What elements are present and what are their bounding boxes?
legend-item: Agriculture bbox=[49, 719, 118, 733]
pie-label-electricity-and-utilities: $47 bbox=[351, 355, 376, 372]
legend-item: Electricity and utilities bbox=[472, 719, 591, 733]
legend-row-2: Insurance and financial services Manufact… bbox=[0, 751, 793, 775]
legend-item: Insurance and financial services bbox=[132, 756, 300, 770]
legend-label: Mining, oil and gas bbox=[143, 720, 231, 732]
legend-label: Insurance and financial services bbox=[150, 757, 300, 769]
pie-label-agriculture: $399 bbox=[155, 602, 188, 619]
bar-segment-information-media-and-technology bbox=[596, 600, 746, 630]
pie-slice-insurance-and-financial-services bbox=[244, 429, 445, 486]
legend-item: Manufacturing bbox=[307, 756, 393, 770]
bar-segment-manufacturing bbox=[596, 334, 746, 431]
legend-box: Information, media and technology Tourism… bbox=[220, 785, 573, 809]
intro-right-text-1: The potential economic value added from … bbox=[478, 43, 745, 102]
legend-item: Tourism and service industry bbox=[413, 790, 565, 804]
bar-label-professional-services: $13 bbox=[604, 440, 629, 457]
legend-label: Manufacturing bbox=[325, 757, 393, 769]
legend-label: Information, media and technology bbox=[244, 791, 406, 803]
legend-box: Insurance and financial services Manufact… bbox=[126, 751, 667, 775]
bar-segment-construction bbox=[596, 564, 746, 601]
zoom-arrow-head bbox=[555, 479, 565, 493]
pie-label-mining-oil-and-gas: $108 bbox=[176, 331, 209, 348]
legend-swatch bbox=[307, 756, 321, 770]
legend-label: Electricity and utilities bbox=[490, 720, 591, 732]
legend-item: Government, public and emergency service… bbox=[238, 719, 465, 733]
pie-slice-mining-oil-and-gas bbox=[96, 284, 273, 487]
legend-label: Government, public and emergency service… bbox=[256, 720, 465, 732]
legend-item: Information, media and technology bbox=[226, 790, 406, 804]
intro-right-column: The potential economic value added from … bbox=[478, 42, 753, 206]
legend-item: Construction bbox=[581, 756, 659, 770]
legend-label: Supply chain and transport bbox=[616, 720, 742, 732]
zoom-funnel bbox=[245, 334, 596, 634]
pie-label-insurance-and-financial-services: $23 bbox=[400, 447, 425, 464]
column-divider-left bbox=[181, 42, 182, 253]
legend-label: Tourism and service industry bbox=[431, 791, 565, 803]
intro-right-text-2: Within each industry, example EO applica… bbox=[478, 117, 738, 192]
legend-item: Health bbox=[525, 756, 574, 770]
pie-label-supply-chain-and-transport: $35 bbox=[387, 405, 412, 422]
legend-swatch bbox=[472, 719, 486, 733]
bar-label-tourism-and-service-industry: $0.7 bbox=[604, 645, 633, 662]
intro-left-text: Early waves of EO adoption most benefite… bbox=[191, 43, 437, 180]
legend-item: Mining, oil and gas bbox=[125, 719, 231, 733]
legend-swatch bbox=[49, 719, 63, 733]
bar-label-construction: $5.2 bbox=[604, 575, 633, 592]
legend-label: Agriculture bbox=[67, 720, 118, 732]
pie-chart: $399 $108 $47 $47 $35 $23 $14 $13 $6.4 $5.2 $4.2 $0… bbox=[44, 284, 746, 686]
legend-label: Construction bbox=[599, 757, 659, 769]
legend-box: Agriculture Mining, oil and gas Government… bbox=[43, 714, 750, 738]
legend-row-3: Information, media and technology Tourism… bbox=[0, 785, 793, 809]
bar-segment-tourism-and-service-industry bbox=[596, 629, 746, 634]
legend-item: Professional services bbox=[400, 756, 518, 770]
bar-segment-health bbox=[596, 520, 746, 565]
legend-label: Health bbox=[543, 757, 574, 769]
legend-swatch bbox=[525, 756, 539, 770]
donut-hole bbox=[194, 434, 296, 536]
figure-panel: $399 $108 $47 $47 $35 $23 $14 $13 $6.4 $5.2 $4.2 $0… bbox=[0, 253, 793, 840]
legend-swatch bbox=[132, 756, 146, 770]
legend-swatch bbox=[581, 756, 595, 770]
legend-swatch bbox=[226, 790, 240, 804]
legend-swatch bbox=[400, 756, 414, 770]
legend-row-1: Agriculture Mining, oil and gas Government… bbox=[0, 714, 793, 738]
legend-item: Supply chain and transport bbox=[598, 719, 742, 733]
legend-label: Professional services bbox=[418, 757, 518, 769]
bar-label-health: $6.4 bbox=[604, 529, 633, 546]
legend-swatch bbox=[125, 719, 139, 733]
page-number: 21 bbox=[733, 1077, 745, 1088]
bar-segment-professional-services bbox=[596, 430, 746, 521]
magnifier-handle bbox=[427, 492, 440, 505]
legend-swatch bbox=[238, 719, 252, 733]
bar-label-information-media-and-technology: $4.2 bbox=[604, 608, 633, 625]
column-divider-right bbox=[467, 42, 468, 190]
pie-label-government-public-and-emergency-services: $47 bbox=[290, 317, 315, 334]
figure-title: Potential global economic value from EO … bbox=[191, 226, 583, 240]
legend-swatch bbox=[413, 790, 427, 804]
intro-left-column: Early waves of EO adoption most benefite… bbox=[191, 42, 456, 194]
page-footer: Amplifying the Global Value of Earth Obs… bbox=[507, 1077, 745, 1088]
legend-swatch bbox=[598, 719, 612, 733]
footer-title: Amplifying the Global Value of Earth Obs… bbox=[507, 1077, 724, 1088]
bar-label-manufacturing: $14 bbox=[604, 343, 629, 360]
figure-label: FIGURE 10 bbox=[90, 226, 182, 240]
***
> **Required work**: Switch "legend-swatch" to "legend-marker" throughout the lines above, and leave everything else unchanged.

> **Exercise result**:
What elements are present and what are their bounding boxes?
legend-item: Agriculture bbox=[49, 719, 118, 733]
pie-label-electricity-and-utilities: $47 bbox=[351, 355, 376, 372]
legend-item: Electricity and utilities bbox=[472, 719, 591, 733]
legend-row-2: Insurance and financial services Manufact… bbox=[0, 751, 793, 775]
legend-item: Insurance and financial services bbox=[132, 756, 300, 770]
legend-label: Mining, oil and gas bbox=[143, 720, 231, 732]
legend-label: Insurance and financial services bbox=[150, 757, 300, 769]
pie-label-agriculture: $399 bbox=[155, 602, 188, 619]
bar-segment-information-media-and-technology bbox=[596, 600, 746, 630]
pie-slice-insurance-and-financial-services bbox=[244, 429, 445, 486]
legend-item: Manufacturing bbox=[307, 756, 393, 770]
bar-segment-manufacturing bbox=[596, 334, 746, 431]
legend-box: Information, media and technology Tourism… bbox=[220, 785, 573, 809]
intro-right-text-1: The potential economic value added from … bbox=[478, 43, 745, 102]
legend-item: Tourism and service industry bbox=[413, 790, 565, 804]
bar-label-professional-services: $13 bbox=[604, 440, 629, 457]
legend-label: Manufacturing bbox=[325, 757, 393, 769]
legend-label: Information, media and technology bbox=[244, 791, 406, 803]
legend-box: Insurance and financial services Manufact… bbox=[126, 751, 667, 775]
bar-segment-construction bbox=[596, 564, 746, 601]
zoom-arrow-head bbox=[555, 479, 565, 493]
pie-label-mining-oil-and-gas: $108 bbox=[176, 331, 209, 348]
legend-marker bbox=[307, 756, 321, 770]
legend-label: Electricity and utilities bbox=[490, 720, 591, 732]
legend-item: Government, public and emergency service… bbox=[238, 719, 465, 733]
pie-slice-mining-oil-and-gas bbox=[96, 284, 273, 487]
legend-label: Government, public and emergency service… bbox=[256, 720, 465, 732]
legend-item: Information, media and technology bbox=[226, 790, 406, 804]
intro-right-column: The potential economic value added from … bbox=[478, 42, 753, 206]
legend-item: Construction bbox=[581, 756, 659, 770]
legend-label: Supply chain and transport bbox=[616, 720, 742, 732]
zoom-funnel bbox=[245, 334, 596, 634]
pie-label-insurance-and-financial-services: $23 bbox=[400, 447, 425, 464]
column-divider-left bbox=[181, 42, 182, 253]
legend-label: Tourism and service industry bbox=[431, 791, 565, 803]
intro-right-text-2: Within each industry, example EO applica… bbox=[478, 117, 738, 192]
legend-item: Health bbox=[525, 756, 574, 770]
pie-label-supply-chain-and-transport: $35 bbox=[387, 405, 412, 422]
legend-marker bbox=[472, 719, 486, 733]
bar-label-tourism-and-service-industry: $0.7 bbox=[604, 645, 633, 662]
intro-left-text: Early waves of EO adoption most benefite… bbox=[191, 43, 437, 180]
legend-item: Mining, oil and gas bbox=[125, 719, 231, 733]
legend-marker bbox=[49, 719, 63, 733]
bar-label-construction: $5.2 bbox=[604, 575, 633, 592]
legend-label: Agriculture bbox=[67, 720, 118, 732]
pie-chart: $399 $108 $47 $47 $35 $23 $14 $13 $6.4 $5.2 $4.2 $0… bbox=[44, 284, 746, 686]
legend-label: Construction bbox=[599, 757, 659, 769]
legend-box: Agriculture Mining, oil and gas Government… bbox=[43, 714, 750, 738]
legend-row-3: Information, media and technology Tourism… bbox=[0, 785, 793, 809]
bar-segment-tourism-and-service-industry bbox=[596, 629, 746, 634]
legend-item: Professional services bbox=[400, 756, 518, 770]
bar-segment-health bbox=[596, 520, 746, 565]
legend-label: Health bbox=[543, 757, 574, 769]
legend-marker bbox=[525, 756, 539, 770]
donut-hole bbox=[194, 434, 296, 536]
figure-panel: $399 $108 $47 $47 $35 $23 $14 $13 $6.4 $5.2 $4.2 $0… bbox=[0, 253, 793, 840]
legend-marker bbox=[132, 756, 146, 770]
legend-marker bbox=[581, 756, 595, 770]
legend-marker bbox=[226, 790, 240, 804]
legend-marker bbox=[400, 756, 414, 770]
legend-row-1: Agriculture Mining, oil and gas Government… bbox=[0, 714, 793, 738]
legend-item: Supply chain and transport bbox=[598, 719, 742, 733]
legend-label: Professional services bbox=[418, 757, 518, 769]
bar-label-health: $6.4 bbox=[604, 529, 633, 546]
legend-marker bbox=[125, 719, 139, 733]
page-number: 21 bbox=[733, 1077, 745, 1088]
bar-segment-professional-services bbox=[596, 430, 746, 521]
magnifier-handle bbox=[427, 492, 440, 505]
legend-marker bbox=[238, 719, 252, 733]
bar-label-information-media-and-technology: $4.2 bbox=[604, 608, 633, 625]
column-divider-right bbox=[467, 42, 468, 190]
pie-label-government-public-and-emergency-services: $47 bbox=[290, 317, 315, 334]
figure-title: Potential global economic value from EO … bbox=[191, 226, 583, 240]
legend-marker bbox=[413, 790, 427, 804]
intro-left-column: Early waves of EO adoption most benefite… bbox=[191, 42, 456, 194]
page-footer: Amplifying the Global Value of Earth Obs… bbox=[507, 1077, 745, 1088]
legend-marker bbox=[598, 719, 612, 733]
footer-title: Amplifying the Global Value of Earth Obs… bbox=[507, 1077, 724, 1088]
bar-label-manufacturing: $14 bbox=[604, 343, 629, 360]
figure-label: FIGURE 10 bbox=[90, 226, 182, 240]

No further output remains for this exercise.